=== EXTRACTED MATERIAL ===

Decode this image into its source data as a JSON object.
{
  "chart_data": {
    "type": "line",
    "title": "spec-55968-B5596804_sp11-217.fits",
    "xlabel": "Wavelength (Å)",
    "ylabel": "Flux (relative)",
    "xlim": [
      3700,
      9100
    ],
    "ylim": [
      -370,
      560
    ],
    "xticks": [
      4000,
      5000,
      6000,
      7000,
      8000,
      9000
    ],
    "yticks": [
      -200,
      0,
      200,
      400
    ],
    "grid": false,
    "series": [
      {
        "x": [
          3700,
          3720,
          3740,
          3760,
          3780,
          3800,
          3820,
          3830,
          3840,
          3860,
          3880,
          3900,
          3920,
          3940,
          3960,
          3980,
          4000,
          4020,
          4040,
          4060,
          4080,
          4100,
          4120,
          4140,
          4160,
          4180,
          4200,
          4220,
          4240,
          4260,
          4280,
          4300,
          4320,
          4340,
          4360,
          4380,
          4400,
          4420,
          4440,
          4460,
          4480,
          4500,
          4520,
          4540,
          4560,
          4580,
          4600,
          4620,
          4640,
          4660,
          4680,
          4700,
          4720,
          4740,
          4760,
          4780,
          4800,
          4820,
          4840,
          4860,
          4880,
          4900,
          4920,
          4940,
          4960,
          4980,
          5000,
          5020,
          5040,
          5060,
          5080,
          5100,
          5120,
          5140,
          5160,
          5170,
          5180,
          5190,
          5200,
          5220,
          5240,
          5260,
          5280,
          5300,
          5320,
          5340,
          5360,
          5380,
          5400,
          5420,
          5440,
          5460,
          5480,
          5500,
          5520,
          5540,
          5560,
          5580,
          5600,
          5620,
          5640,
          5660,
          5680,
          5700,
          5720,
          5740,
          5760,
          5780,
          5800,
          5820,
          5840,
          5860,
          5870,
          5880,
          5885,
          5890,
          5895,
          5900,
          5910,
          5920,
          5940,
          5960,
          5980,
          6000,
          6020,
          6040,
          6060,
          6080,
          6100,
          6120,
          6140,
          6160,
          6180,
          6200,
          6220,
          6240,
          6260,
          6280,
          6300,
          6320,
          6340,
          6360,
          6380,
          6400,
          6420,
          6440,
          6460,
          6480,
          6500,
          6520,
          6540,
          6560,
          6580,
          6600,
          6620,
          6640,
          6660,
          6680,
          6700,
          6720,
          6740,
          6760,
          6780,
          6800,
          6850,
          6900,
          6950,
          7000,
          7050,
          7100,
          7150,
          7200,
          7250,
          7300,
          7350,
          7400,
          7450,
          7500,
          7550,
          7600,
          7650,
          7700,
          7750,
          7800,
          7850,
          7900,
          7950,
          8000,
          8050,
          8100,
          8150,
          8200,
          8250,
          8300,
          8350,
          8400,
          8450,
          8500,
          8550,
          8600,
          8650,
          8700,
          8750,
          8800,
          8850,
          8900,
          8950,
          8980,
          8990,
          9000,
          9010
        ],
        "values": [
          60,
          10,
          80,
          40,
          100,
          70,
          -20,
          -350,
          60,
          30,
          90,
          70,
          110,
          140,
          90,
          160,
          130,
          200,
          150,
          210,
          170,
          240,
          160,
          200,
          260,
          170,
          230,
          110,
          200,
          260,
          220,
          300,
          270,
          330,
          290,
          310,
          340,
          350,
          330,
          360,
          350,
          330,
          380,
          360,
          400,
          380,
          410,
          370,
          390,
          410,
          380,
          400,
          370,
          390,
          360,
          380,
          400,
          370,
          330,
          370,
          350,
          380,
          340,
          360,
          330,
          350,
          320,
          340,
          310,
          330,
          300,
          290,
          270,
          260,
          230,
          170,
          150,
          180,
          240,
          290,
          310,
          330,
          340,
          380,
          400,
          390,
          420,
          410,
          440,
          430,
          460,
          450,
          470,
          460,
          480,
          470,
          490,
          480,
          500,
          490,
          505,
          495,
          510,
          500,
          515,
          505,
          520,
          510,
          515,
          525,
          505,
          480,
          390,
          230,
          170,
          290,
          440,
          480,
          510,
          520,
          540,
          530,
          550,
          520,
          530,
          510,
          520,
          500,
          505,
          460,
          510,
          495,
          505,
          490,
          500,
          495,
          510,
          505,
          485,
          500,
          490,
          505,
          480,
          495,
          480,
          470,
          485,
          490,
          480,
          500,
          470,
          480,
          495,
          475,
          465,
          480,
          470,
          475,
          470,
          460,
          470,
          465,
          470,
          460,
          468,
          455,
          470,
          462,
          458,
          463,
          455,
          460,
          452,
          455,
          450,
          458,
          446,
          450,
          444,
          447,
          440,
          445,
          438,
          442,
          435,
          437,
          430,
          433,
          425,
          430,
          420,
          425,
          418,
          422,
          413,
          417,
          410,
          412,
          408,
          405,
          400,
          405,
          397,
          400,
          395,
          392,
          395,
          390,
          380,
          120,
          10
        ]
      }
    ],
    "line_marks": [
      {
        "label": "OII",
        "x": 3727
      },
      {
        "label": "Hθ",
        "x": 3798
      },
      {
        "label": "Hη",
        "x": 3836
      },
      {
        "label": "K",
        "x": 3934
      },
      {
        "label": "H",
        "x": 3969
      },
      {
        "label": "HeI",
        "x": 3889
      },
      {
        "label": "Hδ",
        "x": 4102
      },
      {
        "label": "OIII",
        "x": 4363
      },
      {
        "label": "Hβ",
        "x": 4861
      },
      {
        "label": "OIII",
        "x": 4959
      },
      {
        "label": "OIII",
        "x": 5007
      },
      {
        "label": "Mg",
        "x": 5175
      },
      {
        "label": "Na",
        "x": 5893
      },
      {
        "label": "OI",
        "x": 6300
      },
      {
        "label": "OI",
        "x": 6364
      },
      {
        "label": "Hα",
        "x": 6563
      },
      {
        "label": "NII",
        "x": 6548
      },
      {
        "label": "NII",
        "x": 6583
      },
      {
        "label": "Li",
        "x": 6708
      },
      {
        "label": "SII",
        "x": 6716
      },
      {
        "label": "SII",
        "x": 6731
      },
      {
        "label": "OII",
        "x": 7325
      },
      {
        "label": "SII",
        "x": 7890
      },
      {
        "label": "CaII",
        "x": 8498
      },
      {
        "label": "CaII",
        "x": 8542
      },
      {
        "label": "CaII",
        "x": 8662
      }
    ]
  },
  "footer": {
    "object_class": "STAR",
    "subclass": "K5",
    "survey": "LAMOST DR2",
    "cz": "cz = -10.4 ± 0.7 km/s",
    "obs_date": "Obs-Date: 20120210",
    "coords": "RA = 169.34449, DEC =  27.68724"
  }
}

=== DIRECTION ===
Retype the records that precede this task, keeping them exactly the same.

=== OUTPUT ===
Decode this image into its source data as a JSON object.
{
  "chart_data": {
    "type": "line",
    "title": "spec-55968-B5596804_sp11-217.fits",
    "xlabel": "Wavelength (Å)",
    "ylabel": "Flux (relative)",
    "xlim": [
      3700,
      9100
    ],
    "ylim": [
      -370,
      560
    ],
    "xticks": [
      4000,
      5000,
      6000,
      7000,
      8000,
      9000
    ],
    "yticks": [
      -200,
      0,
      200,
      400
    ],
    "grid": false,
    "series": [
      {
        "x": [
          3700,
          3720,
          3740,
          3760,
          3780,
          3800,
          3820,
          3830,
          3840,
          3860,
          3880,
          3900,
          3920,
          3940,
          3960,
          3980,
          4000,
          4020,
          4040,
          4060,
          4080,
          4100,
          4120,
          4140,
          4160,
          4180,
          4200,
          4220,
          4240,
          4260,
          4280,
          4300,
          4320,
          4340,
          4360,
          4380,
          4400,
          4420,
          4440,
          4460,
          4480,
          4500,
          4520,
          4540,
          4560,
          4580,
          4600,
          4620,
          4640,
          4660,
          4680,
          4700,
          4720,
          4740,
          4760,
          4780,
          4800,
          4820,
          4840,
          4860,
          4880,
          4900,
          4920,
          4940,
          4960,
          4980,
          5000,
          5020,
          5040,
          5060,
          5080,
          5100,
          5120,
          5140,
          5160,
          5170,
          5180,
          5190,
          5200,
          5220,
          5240,
          5260,
          5280,
          5300,
          5320,
          5340,
          5360,
          5380,
          5400,
          5420,
          5440,
          5460,
          5480,
          5500,
          5520,
          5540,
          5560,
          5580,
          5600,
          5620,
          5640,
          5660,
          5680,
          5700,
          5720,
          5740,
          5760,
          5780,
          5800,
          5820,
          5840,
          5860,
          5870,
          5880,
          5885,
          5890,
          5895,
          5900,
          5910,
          5920,
          5940,
          5960,
          5980,
          6000,
          6020,
          6040,
          6060,
          6080,
          6100,
          6120,
          6140,
          6160,
          6180,
          6200,
          6220,
          6240,
          6260,
          6280,
          6300,
          6320,
          6340,
          6360,
          6380,
          6400,
          6420,
          6440,
          6460,
          6480,
          6500,
          6520,
          6540,
          6560,
          6580,
          6600,
          6620,
          6640,
          6660,
          6680,
          6700,
          6720,
          6740,
          6760,
          6780,
          6800,
          6850,
          6900,
          6950,
          7000,
          7050,
          7100,
          7150,
          7200,
          7250,
          7300,
          7350,
          7400,
          7450,
          7500,
          7550,
          7600,
          7650,
          7700,
          7750,
          7800,
          7850,
          7900,
          7950,
          8000,
          8050,
          8100,
          8150,
          8200,
          8250,
          8300,
          8350,
          8400,
          8450,
          8500,
          8550,
          8600,
          8650,
          8700,
          8750,
          8800,
          8850,
          8900,
          8950,
          8980,
          8990,
          9000,
          9010
        ],
        "values": [
          60,
          10,
          80,
          40,
          100,
          70,
          -20,
          -350,
          60,
          30,
          90,
          70,
          110,
          140,
          90,
          160,
          130,
          200,
          150,
          210,
          170,
          240,
          160,
          200,
          260,
          170,
          230,
          110,
          200,
          260,
          220,
          300,
          270,
          330,
          290,
          310,
          340,
          350,
          330,
          360,
          350,
          330,
          380,
          360,
          400,
          380,
          410,
          370,
          390,
          410,
          380,
          400,
          370,
          390,
          360,
          380,
          400,
          370,
          330,
          370,
          350,
          380,
          340,
          360,
          330,
          350,
          320,
          340,
          310,
          330,
          300,
          290,
          270,
          260,
          230,
          170,
          150,
          180,
          240,
          290,
          310,
          330,
          340,
          380,
          400,
          390,
          420,
          410,
          440,
          430,
          460,
          450,
          470,
          460,
          480,
          470,
          490,
          480,
          500,
          490,
          505,
          495,
          510,
          500,
          515,
          505,
          520,
          510,
          515,
          525,
          505,
          480,
          390,
          230,
          170,
          290,
          440,
          480,
          510,
          520,
          540,
          530,
          550,
          520,
          530,
          510,
          520,
          500,
          505,
          460,
          510,
          495,
          505,
          490,
          500,
          495,
          510,
          505,
          485,
          500,
          490,
          505,
          480,
          495,
          480,
          470,
          485,
          490,
          480,
          500,
          470,
          480,
          495,
          475,
          465,
          480,
          470,
          475,
          470,
          460,
          470,
          465,
          470,
          460,
          468,
          455,
          470,
          462,
          458,
          463,
          455,
          460,
          452,
          455,
          450,
          458,
          446,
          450,
          444,
          447,
          440,
          445,
          438,
          442,
          435,
          437,
          430,
          433,
          425,
          430,
          420,
          425,
          418,
          422,
          413,
          417,
          410,
          412,
          408,
          405,
          400,
          405,
          397,
          400,
          395,
          392,
          395,
          390,
          380,
          120,
          10
        ]
      }
    ],
    "line_marks": [
      {
        "label": "OII",
        "x": 3727
      },
      {
        "label": "Hθ",
        "x": 3798
      },
      {
        "label": "Hη",
        "x": 3836
      },
      {
        "label": "K",
        "x": 3934
      },
      {
        "label": "H",
        "x": 3969
      },
      {
        "label": "HeI",
        "x": 3889
      },
      {
        "label": "Hδ",
        "x": 4102
      },
      {
        "label": "OIII",
        "x": 4363
      },
      {
        "label": "Hβ",
        "x": 4861
      },
      {
        "label": "OIII",
        "x": 4959
      },
      {
        "label": "OIII",
        "x": 5007
      },
      {
        "label": "Mg",
        "x": 5175
      },
      {
        "label": "Na",
        "x": 5893
      },
      {
        "label": "OI",
        "x": 6300
      },
      {
        "label": "OI",
        "x": 6364
      },
      {
        "label": "Hα",
        "x": 6563
      },
      {
        "label": "NII",
        "x": 6548
      },
      {
        "label": "NII",
        "x": 6583
      },
      {
        "label": "Li",
        "x": 6708
      },
      {
        "label": "SII",
        "x": 6716
      },
      {
        "label": "SII",
        "x": 6731
      },
      {
        "label": "OII",
        "x": 7325
      },
      {
        "label": "SII",
        "x": 7890
      },
      {
        "label": "CaII",
        "x": 8498
      },
      {
        "label": "CaII",
        "x": 8542
      },
      {
        "label": "CaII",
        "x": 8662
      }
    ]
  },
  "footer": {
    "object_class": "STAR",
    "subclass": "K5",
    "survey": "LAMOST DR2",
    "cz": "cz = -10.4 ± 0.7 km/s",
    "obs_date": "Obs-Date: 20120210",
    "coords": "RA = 169.34449, DEC =  27.68724"
  }
}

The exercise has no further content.